[Objective] Omit every picture while repeating the entries exactly.

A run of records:
━━━━━━━━━━
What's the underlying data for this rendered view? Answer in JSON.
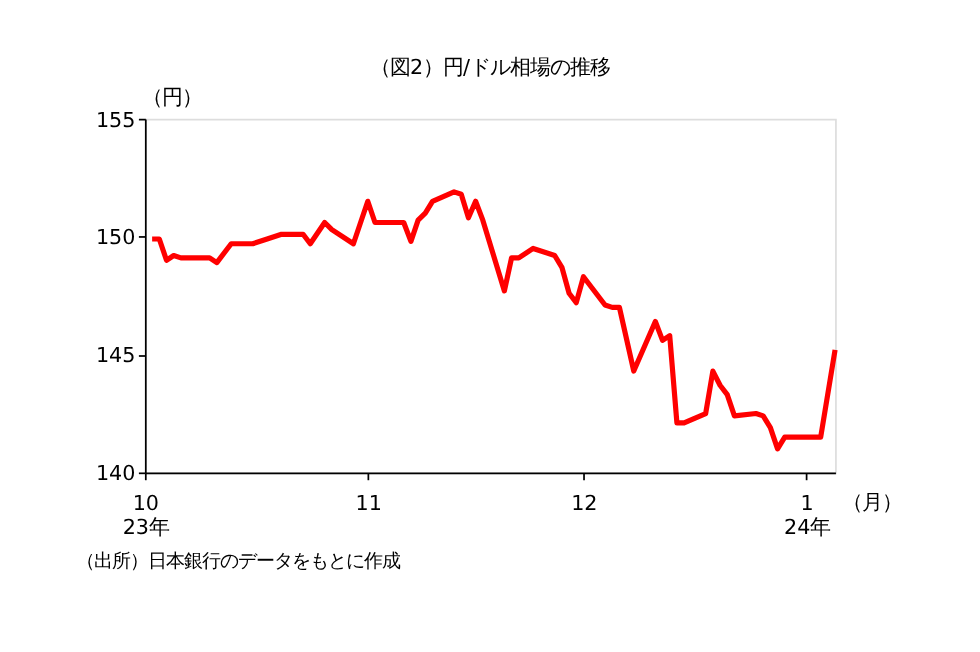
{
  "chart_data": {
    "type": "line",
    "title": "（図2）円/ドル相場の推移",
    "ylabel": "（円）",
    "xlabel": "（月）",
    "x": [
      "2023-10-02",
      "2023-10-03",
      "2023-10-04",
      "2023-10-05",
      "2023-10-06",
      "2023-10-10",
      "2023-10-11",
      "2023-10-13",
      "2023-10-16",
      "2023-10-18",
      "2023-10-20",
      "2023-10-23",
      "2023-10-24",
      "2023-10-26",
      "2023-10-27",
      "2023-10-30",
      "2023-11-01",
      "2023-11-02",
      "2023-11-06",
      "2023-11-07",
      "2023-11-08",
      "2023-11-09",
      "2023-11-10",
      "2023-11-13",
      "2023-11-14",
      "2023-11-15",
      "2023-11-16",
      "2023-11-17",
      "2023-11-20",
      "2023-11-21",
      "2023-11-22",
      "2023-11-24",
      "2023-11-27",
      "2023-11-28",
      "2023-11-29",
      "2023-11-30",
      "2023-12-01",
      "2023-12-04",
      "2023-12-05",
      "2023-12-06",
      "2023-12-08",
      "2023-12-11",
      "2023-12-12",
      "2023-12-13",
      "2023-12-14",
      "2023-12-15",
      "2023-12-18",
      "2023-12-19",
      "2023-12-20",
      "2023-12-21",
      "2023-12-22",
      "2023-12-25",
      "2023-12-26",
      "2023-12-27",
      "2023-12-28",
      "2023-12-29",
      "2024-01-03",
      "2024-01-05"
    ],
    "series": [
      {
        "color": "#ff0000",
        "values": [
          149.9,
          149.9,
          149.0,
          149.2,
          149.1,
          149.1,
          148.9,
          149.7,
          149.7,
          149.9,
          150.1,
          150.1,
          149.7,
          150.6,
          150.3,
          149.7,
          151.5,
          150.6,
          150.6,
          149.8,
          150.7,
          151.0,
          151.5,
          151.9,
          151.8,
          150.8,
          151.5,
          150.7,
          147.7,
          149.1,
          149.1,
          149.5,
          149.2,
          148.7,
          147.6,
          147.2,
          148.3,
          147.1,
          147.0,
          147.0,
          144.3,
          146.4,
          145.6,
          145.8,
          142.1,
          142.1,
          142.5,
          144.3,
          143.7,
          143.3,
          142.4,
          142.5,
          142.4,
          141.9,
          141.0,
          141.5,
          141.5,
          145.2
        ]
      }
    ],
    "ylim": [
      140,
      155
    ],
    "yticks": [
      140,
      145,
      150,
      155
    ],
    "xlim": [
      "2023-10-01",
      "2024-01-05"
    ],
    "xticks": [
      {
        "value": "2023-10-01",
        "label": "10\n23年"
      },
      {
        "value": "2023-11-01",
        "label": "11"
      },
      {
        "value": "2023-12-01",
        "label": "12"
      },
      {
        "value": "2024-01-01",
        "label": "1\n24年"
      }
    ],
    "grid": false,
    "legend": false,
    "marker": "none",
    "line_style": "solid",
    "annotations": [
      "（出所）日本銀行のデータをもとに作成"
    ]
  }
}
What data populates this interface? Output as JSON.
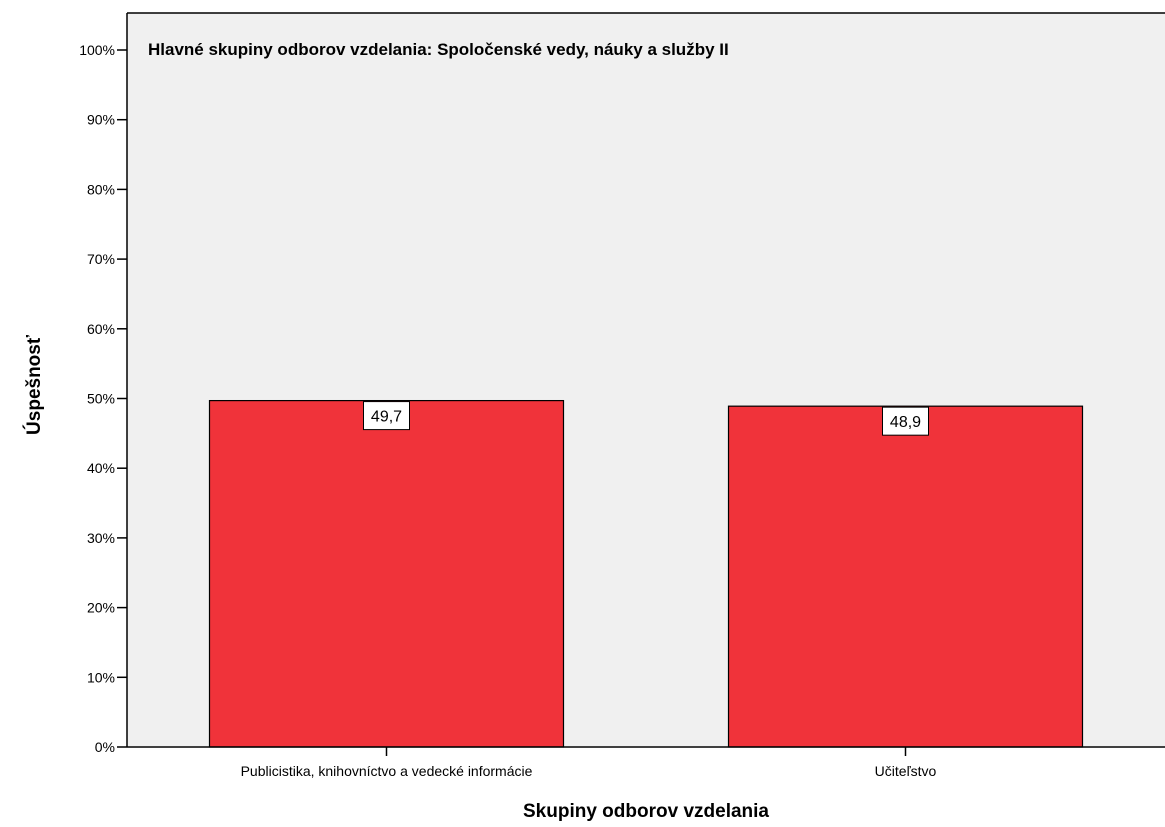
━━━━━━━━━━
[Exercise response]
What's the underlying data for this rendered view? Answer in JSON.
{
  "chart_data": {
    "type": "line",
    "title": "（図2）円/ドル相場の推移",
    "ylabel": "（円）",
    "xlabel": "（月）",
    "x": [
      "2023-10-02",
      "2023-10-03",
      "2023-10-04",
      "2023-10-05",
      "2023-10-06",
      "2023-10-10",
      "2023-10-11",
      "2023-10-13",
      "2023-10-16",
      "2023-10-18",
      "2023-10-20",
      "2023-10-23",
      "2023-10-24",
      "2023-10-26",
      "2023-10-27",
      "2023-10-30",
      "2023-11-01",
      "2023-11-02",
      "2023-11-06",
      "2023-11-07",
      "2023-11-08",
      "2023-11-09",
      "2023-11-10",
      "2023-11-13",
      "2023-11-14",
      "2023-11-15",
      "2023-11-16",
      "2023-11-17",
      "2023-11-20",
      "2023-11-21",
      "2023-11-22",
      "2023-11-24",
      "2023-11-27",
      "2023-11-28",
      "2023-11-29",
      "2023-11-30",
      "2023-12-01",
      "2023-12-04",
      "2023-12-05",
      "2023-12-06",
      "2023-12-08",
      "2023-12-11",
      "2023-12-12",
      "2023-12-13",
      "2023-12-14",
      "2023-12-15",
      "2023-12-18",
      "2023-12-19",
      "2023-12-20",
      "2023-12-21",
      "2023-12-22",
      "2023-12-25",
      "2023-12-26",
      "2023-12-27",
      "2023-12-28",
      "2023-12-29",
      "2024-01-03",
      "2024-01-05"
    ],
    "series": [
      {
        "color": "#ff0000",
        "values": [
          149.9,
          149.9,
          149.0,
          149.2,
          149.1,
          149.1,
          148.9,
          149.7,
          149.7,
          149.9,
          150.1,
          150.1,
          149.7,
          150.6,
          150.3,
          149.7,
          151.5,
          150.6,
          150.6,
          149.8,
          150.7,
          151.0,
          151.5,
          151.9,
          151.8,
          150.8,
          151.5,
          150.7,
          147.7,
          149.1,
          149.1,
          149.5,
          149.2,
          148.7,
          147.6,
          147.2,
          148.3,
          147.1,
          147.0,
          147.0,
          144.3,
          146.4,
          145.6,
          145.8,
          142.1,
          142.1,
          142.5,
          144.3,
          143.7,
          143.3,
          142.4,
          142.5,
          142.4,
          141.9,
          141.0,
          141.5,
          141.5,
          145.2
        ]
      }
    ],
    "ylim": [
      140,
      155
    ],
    "yticks": [
      140,
      145,
      150,
      155
    ],
    "xlim": [
      "2023-10-01",
      "2024-01-05"
    ],
    "xticks": [
      {
        "value": "2023-10-01",
        "label": "10\n23年"
      },
      {
        "value": "2023-11-01",
        "label": "11"
      },
      {
        "value": "2023-12-01",
        "label": "12"
      },
      {
        "value": "2024-01-01",
        "label": "1\n24年"
      }
    ],
    "grid": false,
    "legend": false,
    "marker": "none",
    "line_style": "solid",
    "annotations": [
      "（出所）日本銀行のデータをもとに作成"
    ]
  }
}
What data populates this interface? Output as JSON.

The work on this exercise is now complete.